*Data pulled from a collection*:

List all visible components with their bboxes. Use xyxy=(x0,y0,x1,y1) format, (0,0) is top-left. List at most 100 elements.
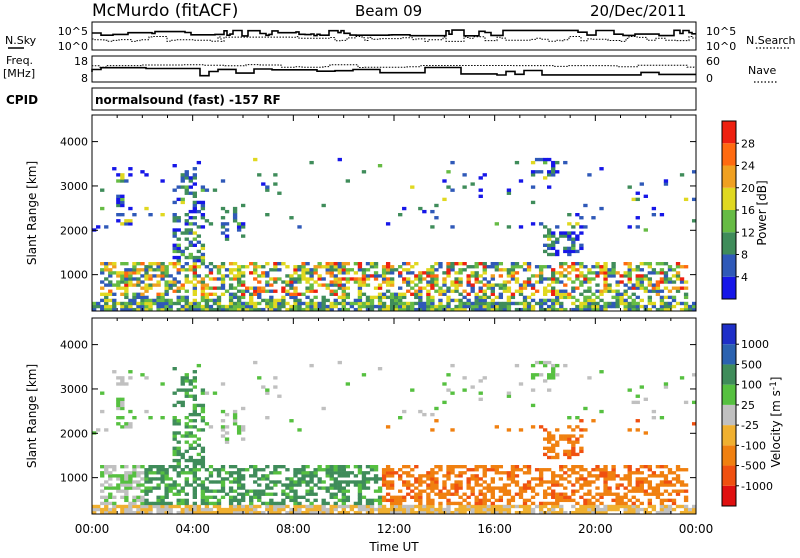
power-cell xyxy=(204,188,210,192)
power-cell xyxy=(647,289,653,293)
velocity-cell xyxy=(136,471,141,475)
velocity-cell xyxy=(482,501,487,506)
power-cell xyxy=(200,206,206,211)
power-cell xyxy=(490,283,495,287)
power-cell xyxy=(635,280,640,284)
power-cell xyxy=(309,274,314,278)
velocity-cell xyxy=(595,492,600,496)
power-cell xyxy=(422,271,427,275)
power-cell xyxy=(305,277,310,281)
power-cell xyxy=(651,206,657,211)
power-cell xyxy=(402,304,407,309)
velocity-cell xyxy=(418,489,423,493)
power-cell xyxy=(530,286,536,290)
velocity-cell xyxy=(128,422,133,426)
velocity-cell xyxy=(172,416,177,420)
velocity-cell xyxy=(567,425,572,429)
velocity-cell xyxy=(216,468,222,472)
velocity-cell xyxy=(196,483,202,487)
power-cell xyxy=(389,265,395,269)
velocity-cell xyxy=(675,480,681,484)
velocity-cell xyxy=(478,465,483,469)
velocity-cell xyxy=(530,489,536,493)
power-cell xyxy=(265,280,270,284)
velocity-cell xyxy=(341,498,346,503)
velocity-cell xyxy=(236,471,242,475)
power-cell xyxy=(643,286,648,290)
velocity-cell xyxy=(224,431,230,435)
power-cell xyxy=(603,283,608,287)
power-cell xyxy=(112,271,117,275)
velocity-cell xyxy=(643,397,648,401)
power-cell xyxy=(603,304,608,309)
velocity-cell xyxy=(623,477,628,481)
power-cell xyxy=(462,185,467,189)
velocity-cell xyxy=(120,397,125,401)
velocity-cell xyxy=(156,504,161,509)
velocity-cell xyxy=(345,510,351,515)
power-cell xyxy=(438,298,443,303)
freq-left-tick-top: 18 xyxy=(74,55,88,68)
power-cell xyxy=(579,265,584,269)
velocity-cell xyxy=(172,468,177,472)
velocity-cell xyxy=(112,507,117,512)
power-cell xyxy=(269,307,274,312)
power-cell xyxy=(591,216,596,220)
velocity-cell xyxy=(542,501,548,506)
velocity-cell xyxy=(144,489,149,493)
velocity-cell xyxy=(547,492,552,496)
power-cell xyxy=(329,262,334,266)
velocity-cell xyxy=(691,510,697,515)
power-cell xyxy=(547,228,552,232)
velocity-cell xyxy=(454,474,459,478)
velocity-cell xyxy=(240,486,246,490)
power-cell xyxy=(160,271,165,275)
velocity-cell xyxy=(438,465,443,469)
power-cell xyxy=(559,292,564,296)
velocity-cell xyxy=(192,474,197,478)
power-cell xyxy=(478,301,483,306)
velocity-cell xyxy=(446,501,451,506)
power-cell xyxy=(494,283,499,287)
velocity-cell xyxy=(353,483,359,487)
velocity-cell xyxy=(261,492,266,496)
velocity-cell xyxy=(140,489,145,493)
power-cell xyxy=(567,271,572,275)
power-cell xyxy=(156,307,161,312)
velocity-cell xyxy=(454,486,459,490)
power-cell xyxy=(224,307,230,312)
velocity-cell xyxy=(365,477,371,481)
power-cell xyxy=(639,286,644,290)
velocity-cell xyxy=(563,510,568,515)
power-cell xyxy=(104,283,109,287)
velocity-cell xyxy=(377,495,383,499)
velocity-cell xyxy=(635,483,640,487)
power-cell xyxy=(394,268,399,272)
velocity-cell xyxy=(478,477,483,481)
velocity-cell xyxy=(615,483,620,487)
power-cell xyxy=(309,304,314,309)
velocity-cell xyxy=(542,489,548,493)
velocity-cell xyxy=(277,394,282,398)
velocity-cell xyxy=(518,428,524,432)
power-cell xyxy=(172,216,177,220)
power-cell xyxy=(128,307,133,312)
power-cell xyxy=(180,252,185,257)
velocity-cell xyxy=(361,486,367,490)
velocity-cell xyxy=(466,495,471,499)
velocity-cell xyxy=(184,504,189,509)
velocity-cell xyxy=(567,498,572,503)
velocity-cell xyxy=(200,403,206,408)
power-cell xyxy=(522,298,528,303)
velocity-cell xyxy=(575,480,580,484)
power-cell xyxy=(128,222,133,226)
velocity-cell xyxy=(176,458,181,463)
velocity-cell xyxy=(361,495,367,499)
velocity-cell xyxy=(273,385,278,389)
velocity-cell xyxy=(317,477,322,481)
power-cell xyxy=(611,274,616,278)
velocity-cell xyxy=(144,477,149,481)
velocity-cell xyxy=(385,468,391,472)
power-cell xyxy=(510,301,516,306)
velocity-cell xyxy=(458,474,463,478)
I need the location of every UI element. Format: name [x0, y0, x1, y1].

*Task description*:
Please quote the material above word for word, omitting the pictures.

*Task answer*:
List all visible components with their bboxes. Use xyxy=(x0,y0,x1,y1) format, (0,0) is top-left. List at most 100 elements.
power-cell xyxy=(204,188,210,192)
power-cell xyxy=(647,289,653,293)
velocity-cell xyxy=(136,471,141,475)
velocity-cell xyxy=(482,501,487,506)
power-cell xyxy=(200,206,206,211)
power-cell xyxy=(490,283,495,287)
power-cell xyxy=(635,280,640,284)
power-cell xyxy=(309,274,314,278)
velocity-cell xyxy=(595,492,600,496)
power-cell xyxy=(422,271,427,275)
power-cell xyxy=(305,277,310,281)
power-cell xyxy=(651,206,657,211)
power-cell xyxy=(402,304,407,309)
velocity-cell xyxy=(418,489,423,493)
power-cell xyxy=(530,286,536,290)
velocity-cell xyxy=(128,422,133,426)
velocity-cell xyxy=(172,416,177,420)
velocity-cell xyxy=(567,425,572,429)
velocity-cell xyxy=(216,468,222,472)
velocity-cell xyxy=(196,483,202,487)
power-cell xyxy=(389,265,395,269)
velocity-cell xyxy=(675,480,681,484)
velocity-cell xyxy=(478,465,483,469)
velocity-cell xyxy=(530,489,536,493)
power-cell xyxy=(265,280,270,284)
velocity-cell xyxy=(341,498,346,503)
velocity-cell xyxy=(236,471,242,475)
power-cell xyxy=(643,286,648,290)
velocity-cell xyxy=(224,431,230,435)
power-cell xyxy=(603,283,608,287)
power-cell xyxy=(112,271,117,275)
velocity-cell xyxy=(643,397,648,401)
power-cell xyxy=(603,304,608,309)
velocity-cell xyxy=(623,477,628,481)
power-cell xyxy=(462,185,467,189)
velocity-cell xyxy=(120,397,125,401)
velocity-cell xyxy=(156,504,161,509)
velocity-cell xyxy=(345,510,351,515)
power-cell xyxy=(438,298,443,303)
freq-left-tick-top: 18 xyxy=(74,55,88,68)
power-cell xyxy=(579,265,584,269)
velocity-cell xyxy=(172,468,177,472)
velocity-cell xyxy=(112,507,117,512)
power-cell xyxy=(269,307,274,312)
power-cell xyxy=(591,216,596,220)
velocity-cell xyxy=(542,501,548,506)
velocity-cell xyxy=(144,489,149,493)
velocity-cell xyxy=(547,492,552,496)
power-cell xyxy=(329,262,334,266)
velocity-cell xyxy=(691,510,697,515)
power-cell xyxy=(547,228,552,232)
velocity-cell xyxy=(454,474,459,478)
velocity-cell xyxy=(240,486,246,490)
power-cell xyxy=(160,271,165,275)
velocity-cell xyxy=(438,465,443,469)
power-cell xyxy=(559,292,564,296)
velocity-cell xyxy=(192,474,197,478)
power-cell xyxy=(478,301,483,306)
velocity-cell xyxy=(446,501,451,506)
power-cell xyxy=(494,283,499,287)
velocity-cell xyxy=(353,483,359,487)
velocity-cell xyxy=(261,492,266,496)
velocity-cell xyxy=(140,489,145,493)
power-cell xyxy=(567,271,572,275)
power-cell xyxy=(156,307,161,312)
velocity-cell xyxy=(454,486,459,490)
power-cell xyxy=(224,307,230,312)
velocity-cell xyxy=(365,477,371,481)
power-cell xyxy=(639,286,644,290)
velocity-cell xyxy=(563,510,568,515)
power-cell xyxy=(104,283,109,287)
velocity-cell xyxy=(377,495,383,499)
velocity-cell xyxy=(635,483,640,487)
power-cell xyxy=(394,268,399,272)
velocity-cell xyxy=(478,477,483,481)
velocity-cell xyxy=(615,483,620,487)
power-cell xyxy=(309,304,314,309)
velocity-cell xyxy=(542,489,548,493)
velocity-cell xyxy=(277,394,282,398)
velocity-cell xyxy=(518,428,524,432)
power-cell xyxy=(172,216,177,220)
power-cell xyxy=(128,307,133,312)
power-cell xyxy=(180,252,185,257)
velocity-cell xyxy=(361,486,367,490)
velocity-cell xyxy=(466,495,471,499)
velocity-cell xyxy=(184,504,189,509)
velocity-cell xyxy=(567,498,572,503)
velocity-cell xyxy=(200,403,206,408)
power-cell xyxy=(522,298,528,303)
velocity-cell xyxy=(575,480,580,484)
power-cell xyxy=(128,222,133,226)
velocity-cell xyxy=(176,458,181,463)
velocity-cell xyxy=(361,495,367,499)
velocity-cell xyxy=(273,385,278,389)
velocity-cell xyxy=(317,477,322,481)
power-cell xyxy=(611,274,616,278)
velocity-cell xyxy=(144,477,149,481)
velocity-cell xyxy=(385,468,391,472)
power-cell xyxy=(510,301,516,306)
velocity-cell xyxy=(458,474,463,478)
I need the location of every UI element. Format: name [x0, y0, x1, y1].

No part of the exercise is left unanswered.